Using the data below, copy every line that contains the word "stil".

■ THE DATA:
— start —
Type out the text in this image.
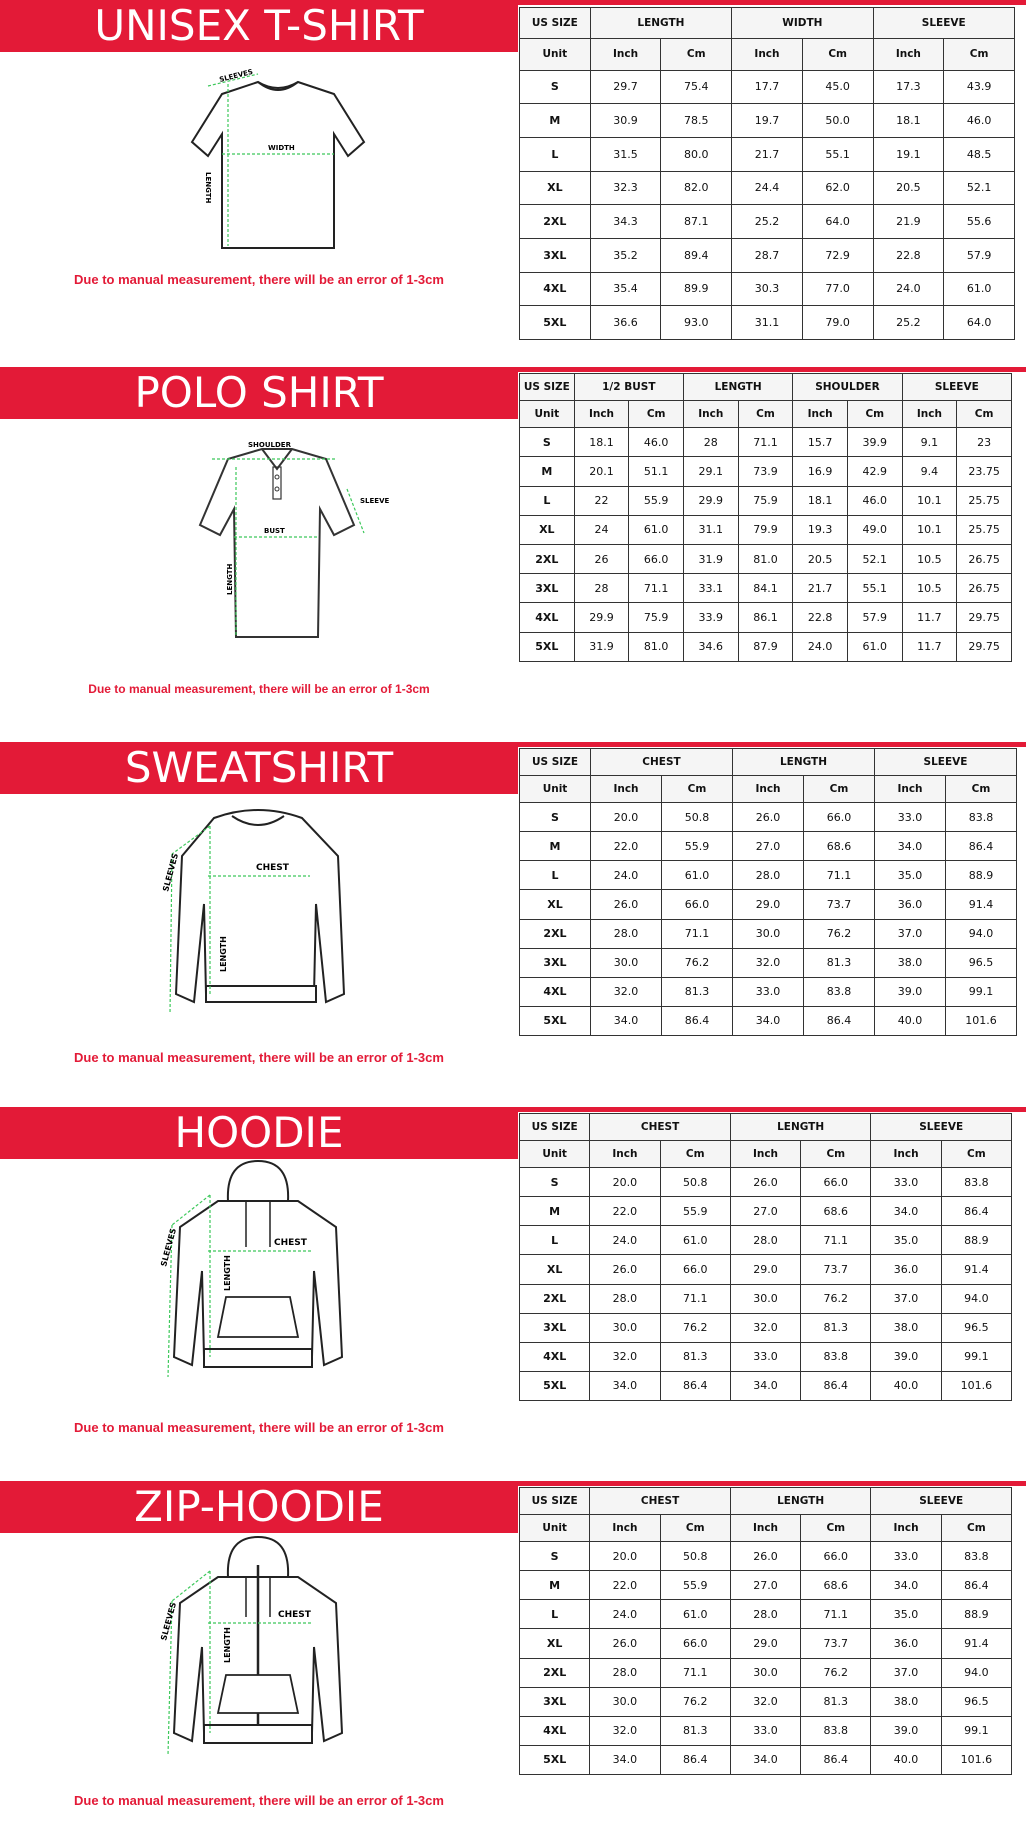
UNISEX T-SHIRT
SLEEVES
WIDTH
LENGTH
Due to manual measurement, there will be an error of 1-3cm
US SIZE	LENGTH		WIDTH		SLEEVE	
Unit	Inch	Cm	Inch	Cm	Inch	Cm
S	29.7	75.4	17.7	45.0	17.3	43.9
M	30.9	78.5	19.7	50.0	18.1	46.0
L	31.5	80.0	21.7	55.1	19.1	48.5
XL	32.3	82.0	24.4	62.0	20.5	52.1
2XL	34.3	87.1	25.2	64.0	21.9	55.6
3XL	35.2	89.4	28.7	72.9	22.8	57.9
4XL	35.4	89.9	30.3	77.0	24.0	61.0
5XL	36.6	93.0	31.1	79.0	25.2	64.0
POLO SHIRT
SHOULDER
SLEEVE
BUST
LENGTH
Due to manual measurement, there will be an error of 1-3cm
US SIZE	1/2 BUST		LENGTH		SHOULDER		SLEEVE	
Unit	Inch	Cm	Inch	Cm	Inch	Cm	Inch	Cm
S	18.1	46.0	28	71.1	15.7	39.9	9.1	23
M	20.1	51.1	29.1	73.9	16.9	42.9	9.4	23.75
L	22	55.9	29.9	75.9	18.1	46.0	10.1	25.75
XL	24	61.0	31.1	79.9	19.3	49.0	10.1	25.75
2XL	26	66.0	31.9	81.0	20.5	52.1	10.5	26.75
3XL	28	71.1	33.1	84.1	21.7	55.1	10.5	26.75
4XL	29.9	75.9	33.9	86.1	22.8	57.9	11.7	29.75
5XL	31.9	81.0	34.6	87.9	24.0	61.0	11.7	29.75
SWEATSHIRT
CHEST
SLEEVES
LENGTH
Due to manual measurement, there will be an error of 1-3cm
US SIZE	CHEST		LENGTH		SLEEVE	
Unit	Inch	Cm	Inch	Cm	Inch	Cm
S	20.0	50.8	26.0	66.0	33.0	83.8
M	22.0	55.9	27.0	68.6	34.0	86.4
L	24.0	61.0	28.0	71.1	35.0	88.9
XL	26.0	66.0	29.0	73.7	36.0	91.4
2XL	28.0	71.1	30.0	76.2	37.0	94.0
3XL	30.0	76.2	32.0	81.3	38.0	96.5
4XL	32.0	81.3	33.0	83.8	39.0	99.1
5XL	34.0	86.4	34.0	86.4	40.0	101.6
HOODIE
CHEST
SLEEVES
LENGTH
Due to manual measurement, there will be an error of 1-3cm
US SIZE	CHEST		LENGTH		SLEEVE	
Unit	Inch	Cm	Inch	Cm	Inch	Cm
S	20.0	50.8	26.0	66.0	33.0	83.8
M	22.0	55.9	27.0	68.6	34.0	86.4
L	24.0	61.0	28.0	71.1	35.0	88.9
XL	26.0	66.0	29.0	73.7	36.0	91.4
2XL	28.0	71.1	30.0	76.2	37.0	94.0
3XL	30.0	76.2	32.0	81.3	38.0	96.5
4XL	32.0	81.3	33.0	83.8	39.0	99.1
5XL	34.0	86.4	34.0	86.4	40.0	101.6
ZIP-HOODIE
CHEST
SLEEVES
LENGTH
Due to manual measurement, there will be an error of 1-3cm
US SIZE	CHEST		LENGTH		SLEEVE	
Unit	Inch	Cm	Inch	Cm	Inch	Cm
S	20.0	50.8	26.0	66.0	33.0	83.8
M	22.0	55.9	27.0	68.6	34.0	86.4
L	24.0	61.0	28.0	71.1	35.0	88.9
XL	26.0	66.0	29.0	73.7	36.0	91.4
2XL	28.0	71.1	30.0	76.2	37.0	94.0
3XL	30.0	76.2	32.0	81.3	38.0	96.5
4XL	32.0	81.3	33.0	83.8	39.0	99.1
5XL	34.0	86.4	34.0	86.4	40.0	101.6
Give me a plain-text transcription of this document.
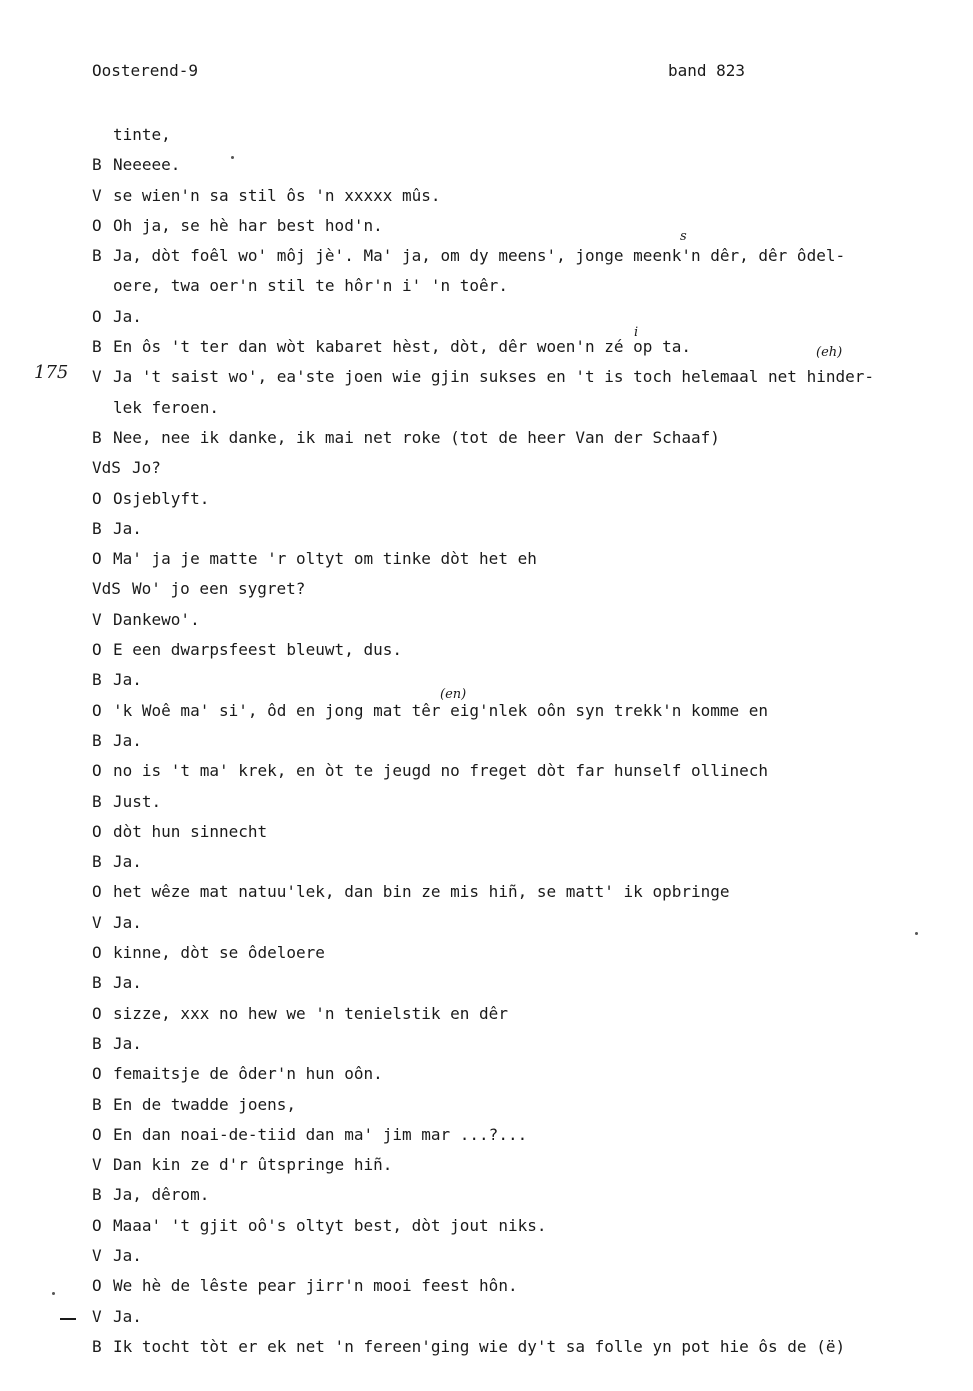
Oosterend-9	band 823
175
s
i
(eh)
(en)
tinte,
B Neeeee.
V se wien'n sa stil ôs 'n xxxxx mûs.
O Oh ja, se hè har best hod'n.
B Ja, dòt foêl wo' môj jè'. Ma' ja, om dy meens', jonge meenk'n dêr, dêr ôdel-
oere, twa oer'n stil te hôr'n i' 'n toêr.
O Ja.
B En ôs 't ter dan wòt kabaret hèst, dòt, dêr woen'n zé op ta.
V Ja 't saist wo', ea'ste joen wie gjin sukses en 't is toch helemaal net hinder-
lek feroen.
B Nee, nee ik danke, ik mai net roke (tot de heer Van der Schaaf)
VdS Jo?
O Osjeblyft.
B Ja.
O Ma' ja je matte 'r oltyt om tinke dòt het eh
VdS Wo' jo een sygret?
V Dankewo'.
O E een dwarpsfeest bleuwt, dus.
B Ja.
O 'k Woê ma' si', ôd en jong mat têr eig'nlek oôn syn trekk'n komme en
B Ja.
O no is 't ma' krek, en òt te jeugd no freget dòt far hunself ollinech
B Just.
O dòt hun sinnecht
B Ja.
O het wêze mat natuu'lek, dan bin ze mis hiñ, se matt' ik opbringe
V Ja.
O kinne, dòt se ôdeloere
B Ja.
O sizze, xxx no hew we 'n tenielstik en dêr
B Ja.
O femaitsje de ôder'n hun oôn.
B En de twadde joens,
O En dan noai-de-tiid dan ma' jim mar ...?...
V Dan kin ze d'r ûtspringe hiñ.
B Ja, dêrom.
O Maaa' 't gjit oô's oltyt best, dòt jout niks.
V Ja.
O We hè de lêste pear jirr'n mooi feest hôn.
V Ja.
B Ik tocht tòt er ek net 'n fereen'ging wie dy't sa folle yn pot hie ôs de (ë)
— end —
■ WORKED SOLUTION:
V se wien'n sa stil ôs 'n xxxxx mûs.
oere, twa oer'n stil te hôr'n i' 'n toêr.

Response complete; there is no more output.